• **AIM OF THE TASK**
Every line below that holds "Rostral" must be copied.

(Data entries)
BEGIN
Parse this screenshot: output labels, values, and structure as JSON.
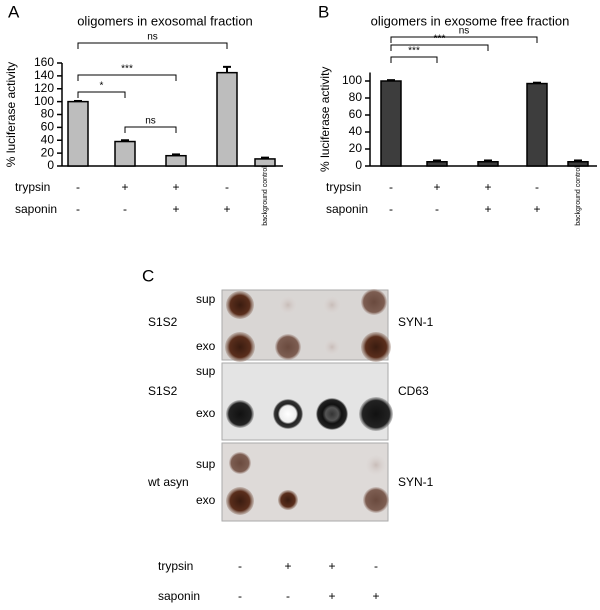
{
  "chart_data": [
    {
      "type": "bar",
      "panel": "A",
      "title": "oligomers in exosomal fraction",
      "y_label": "% luciferase activity",
      "categories": [
        null,
        null,
        null,
        null,
        "background control"
      ],
      "values": [
        100,
        38,
        16,
        145,
        11
      ],
      "errors": [
        1,
        2,
        2,
        9,
        2
      ],
      "color": "#bdbdbd",
      "ylim": [
        0,
        160
      ],
      "yticks": [
        0,
        20,
        40,
        60,
        80,
        100,
        120,
        140,
        160
      ],
      "conditions": [
        {
          "name": "trypsin",
          "values": [
            "-",
            "+",
            "+",
            "-"
          ]
        },
        {
          "name": "saponin",
          "values": [
            "-",
            "-",
            "+",
            "+"
          ]
        }
      ],
      "significance": [
        {
          "from": 0,
          "to": 1,
          "label": "*"
        },
        {
          "from": 0,
          "to": 2,
          "label": "***"
        },
        {
          "from": 1,
          "to": 2,
          "label": "ns"
        },
        {
          "from": 0,
          "to": 3,
          "label": "ns"
        }
      ]
    },
    {
      "type": "bar",
      "panel": "B",
      "title": "oligomers in exosome free fraction",
      "y_label": "% luciferase activity",
      "categories": [
        null,
        null,
        null,
        null,
        "background control"
      ],
      "values": [
        100,
        5,
        5,
        97,
        5
      ],
      "errors": [
        1,
        1.5,
        1.5,
        1,
        1.5
      ],
      "color": "#3d3d3d",
      "ylim": [
        0,
        110
      ],
      "yticks": [
        0,
        20,
        40,
        60,
        80,
        100
      ],
      "conditions": [
        {
          "name": "trypsin",
          "values": [
            "-",
            "+",
            "+",
            "-"
          ]
        },
        {
          "name": "saponin",
          "values": [
            "-",
            "-",
            "+",
            "+"
          ]
        }
      ],
      "significance": [
        {
          "from": 0,
          "to": 1,
          "label": "***"
        },
        {
          "from": 0,
          "to": 2,
          "label": "***"
        },
        {
          "from": 0,
          "to": 3,
          "label": "ns"
        }
      ]
    }
  ],
  "panel_c": {
    "label": "C",
    "blots": [
      {
        "construct": "S1S2",
        "rows": [
          "sup",
          "exo"
        ],
        "antibody": "SYN-1"
      },
      {
        "construct": "S1S2",
        "rows": [
          "sup",
          "exo"
        ],
        "antibody": "CD63"
      },
      {
        "construct": "wt asyn",
        "rows": [
          "sup",
          "exo"
        ],
        "antibody": "SYN-1"
      }
    ],
    "conditions": [
      {
        "name": "trypsin",
        "values": [
          "-",
          "+",
          "+",
          "-"
        ]
      },
      {
        "name": "saponin",
        "values": [
          "-",
          "-",
          "+",
          "+"
        ]
      }
    ]
  }
}
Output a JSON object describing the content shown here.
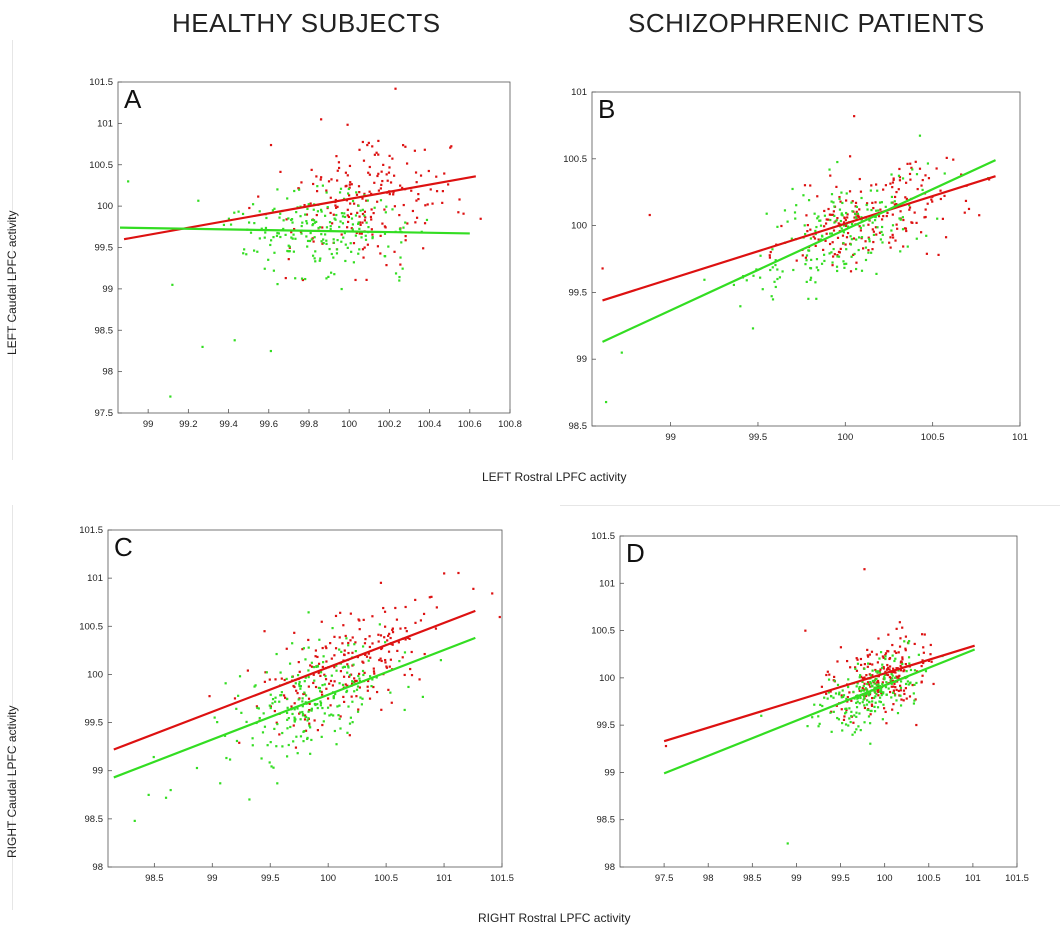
{
  "headings": {
    "left": "HEALTHY SUBJECTS",
    "right": "SCHIZOPHRENIC PATIENTS"
  },
  "axis_titles": {
    "top_y": "LEFT Caudal LPFC activity",
    "top_x": "LEFT Rostral LPFC activity",
    "bottom_y": "RIGHT Caudal LPFC activity",
    "bottom_x": "RIGHT Rostral LPFC activity"
  },
  "colors": {
    "red": "#dd1111",
    "green": "#33dd22"
  },
  "chart_data": [
    {
      "panel": "A",
      "type": "scatter",
      "xlim": [
        98.85,
        100.8
      ],
      "ylim": [
        97.5,
        101.5
      ],
      "xticks": [
        "99",
        "99.2",
        "99.4",
        "99.6",
        "99.8",
        "100",
        "100.2",
        "100.4",
        "100.6",
        "100.8"
      ],
      "yticks": [
        "97.5",
        "98",
        "98.5",
        "99",
        "99.5",
        "100",
        "100.5",
        "101",
        "101.5"
      ],
      "series": [
        {
          "color": "red",
          "n": 200,
          "xmean": 100.1,
          "xsd": 0.2,
          "ymean": 100.0,
          "ysd": 0.42,
          "fit": [
            [
              98.88,
              99.6
            ],
            [
              100.63,
              100.36
            ]
          ],
          "extra": [
            [
              99.86,
              100.35
            ],
            [
              100.23,
              101.42
            ],
            [
              99.86,
              101.05
            ]
          ]
        },
        {
          "color": "green",
          "n": 210,
          "xmean": 99.85,
          "xsd": 0.22,
          "ymean": 99.7,
          "ysd": 0.32,
          "fit": [
            [
              98.86,
              99.74
            ],
            [
              100.6,
              99.67
            ]
          ],
          "extra": [
            [
              99.11,
              97.7
            ],
            [
              99.27,
              98.3
            ],
            [
              99.61,
              98.25
            ],
            [
              99.43,
              98.38
            ],
            [
              99.12,
              99.05
            ],
            [
              98.9,
              100.3
            ]
          ]
        }
      ]
    },
    {
      "panel": "B",
      "type": "scatter",
      "xlim": [
        98.55,
        101
      ],
      "ylim": [
        98.5,
        101
      ],
      "xticks": [
        "99",
        "99.5",
        "100",
        "100.5",
        "101"
      ],
      "yticks": [
        "98.5",
        "99",
        "99.5",
        "100",
        "100.5",
        "101"
      ],
      "series": [
        {
          "color": "red",
          "n": 200,
          "xmean": 100.15,
          "xsd": 0.25,
          "ymean": 100.05,
          "ysd": 0.2,
          "fit": [
            [
              98.61,
              99.44
            ],
            [
              100.86,
              100.37
            ]
          ],
          "extra": [
            [
              98.88,
              100.08
            ],
            [
              100.05,
              100.82
            ],
            [
              98.61,
              99.68
            ]
          ]
        },
        {
          "color": "green",
          "n": 200,
          "xmean": 99.95,
          "xsd": 0.25,
          "ymean": 99.95,
          "ysd": 0.22,
          "fit": [
            [
              98.61,
              99.13
            ],
            [
              100.86,
              100.49
            ]
          ],
          "extra": [
            [
              98.63,
              98.68
            ],
            [
              98.72,
              99.05
            ]
          ]
        }
      ]
    },
    {
      "panel": "C",
      "type": "scatter",
      "xlim": [
        98.1,
        101.5
      ],
      "ylim": [
        98,
        101.5
      ],
      "xticks": [
        "98.5",
        "99",
        "99.5",
        "100",
        "100.5",
        "101",
        "101.5"
      ],
      "yticks": [
        "98",
        "98.5",
        "99",
        "99.5",
        "100",
        "100.5",
        "101",
        "101.5"
      ],
      "series": [
        {
          "color": "red",
          "n": 230,
          "xmean": 100.2,
          "xsd": 0.4,
          "ymean": 100.15,
          "ysd": 0.35,
          "fit": [
            [
              98.15,
              99.22
            ],
            [
              101.27,
              100.66
            ]
          ],
          "extra": [
            [
              101.0,
              101.05
            ],
            [
              99.45,
              100.45
            ]
          ]
        },
        {
          "color": "green",
          "n": 230,
          "xmean": 99.85,
          "xsd": 0.38,
          "ymean": 99.75,
          "ysd": 0.33,
          "fit": [
            [
              98.15,
              98.93
            ],
            [
              101.27,
              100.38
            ]
          ],
          "extra": [
            [
              98.33,
              98.48
            ],
            [
              98.6,
              98.72
            ],
            [
              98.64,
              98.8
            ],
            [
              99.56,
              98.87
            ],
            [
              98.45,
              98.75
            ]
          ]
        }
      ]
    },
    {
      "panel": "D",
      "type": "scatter",
      "xlim": [
        97,
        101.5
      ],
      "ylim": [
        98,
        101.5
      ],
      "xticks": [
        "97.5",
        "98",
        "98.5",
        "99",
        "99.5",
        "100",
        "100.5",
        "101",
        "101.5"
      ],
      "yticks": [
        "98",
        "98.5",
        "99",
        "99.5",
        "100",
        "100.5",
        "101",
        "101.5"
      ],
      "series": [
        {
          "color": "red",
          "n": 220,
          "xmean": 99.97,
          "xsd": 0.26,
          "ymean": 99.98,
          "ysd": 0.23,
          "fit": [
            [
              97.5,
              99.33
            ],
            [
              101.02,
              100.34
            ]
          ],
          "extra": [
            [
              99.77,
              101.15
            ],
            [
              97.52,
              99.28
            ],
            [
              99.1,
              100.5
            ]
          ]
        },
        {
          "color": "green",
          "n": 220,
          "xmean": 99.85,
          "xsd": 0.24,
          "ymean": 99.82,
          "ysd": 0.2,
          "fit": [
            [
              97.5,
              98.99
            ],
            [
              101.02,
              100.3
            ]
          ],
          "extra": [
            [
              98.9,
              98.25
            ],
            [
              98.6,
              99.6
            ]
          ]
        }
      ]
    }
  ]
}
END
• **SOLUTION BELOW**
    "top_x": "LEFT Rostral LPFC activity",
    "bottom_x": "RIGHT Rostral LPFC activity"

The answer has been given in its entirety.